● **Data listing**
--- start ---

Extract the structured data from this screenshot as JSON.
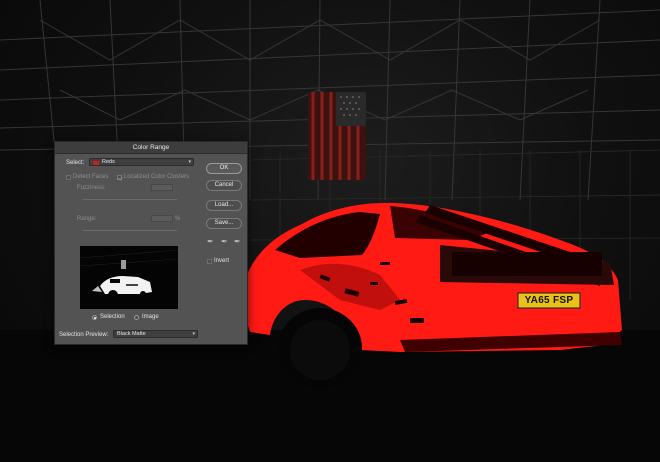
{
  "dialog": {
    "title": "Color Range",
    "select_label": "Select:",
    "select_value": "Reds",
    "select_swatch_color": "#d21a1a",
    "detect_faces_label": "Detect Faces",
    "detect_faces_checked": false,
    "localized_label": "Localized Color Clusters",
    "localized_checked": true,
    "fuzziness_label": "Fuzziness:",
    "range_label": "Range:",
    "range_unit": "%",
    "ok_label": "OK",
    "cancel_label": "Cancel",
    "load_label": "Load...",
    "save_label": "Save...",
    "invert_label": "Invert",
    "invert_checked": false,
    "radio_selection_label": "Selection",
    "radio_image_label": "Image",
    "radio_selected": "Selection",
    "preview_label": "Selection Preview:",
    "preview_value": "Black Matte"
  },
  "photo": {
    "plate_text": "YA65 FSP",
    "car_color": "#ff1a14"
  }
}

--- end ---

● **Exercise**
Copy out all the data without changing anything, and drop the pictures.

● **The completed task**
Extract the structured data from this screenshot as JSON.
{
  "dialog": {
    "title": "Color Range",
    "select_label": "Select:",
    "select_value": "Reds",
    "select_swatch_color": "#d21a1a",
    "detect_faces_label": "Detect Faces",
    "detect_faces_checked": false,
    "localized_label": "Localized Color Clusters",
    "localized_checked": true,
    "fuzziness_label": "Fuzziness:",
    "range_label": "Range:",
    "range_unit": "%",
    "ok_label": "OK",
    "cancel_label": "Cancel",
    "load_label": "Load...",
    "save_label": "Save...",
    "invert_label": "Invert",
    "invert_checked": false,
    "radio_selection_label": "Selection",
    "radio_image_label": "Image",
    "radio_selected": "Selection",
    "preview_label": "Selection Preview:",
    "preview_value": "Black Matte"
  },
  "photo": {
    "plate_text": "YA65 FSP",
    "car_color": "#ff1a14"
  }
}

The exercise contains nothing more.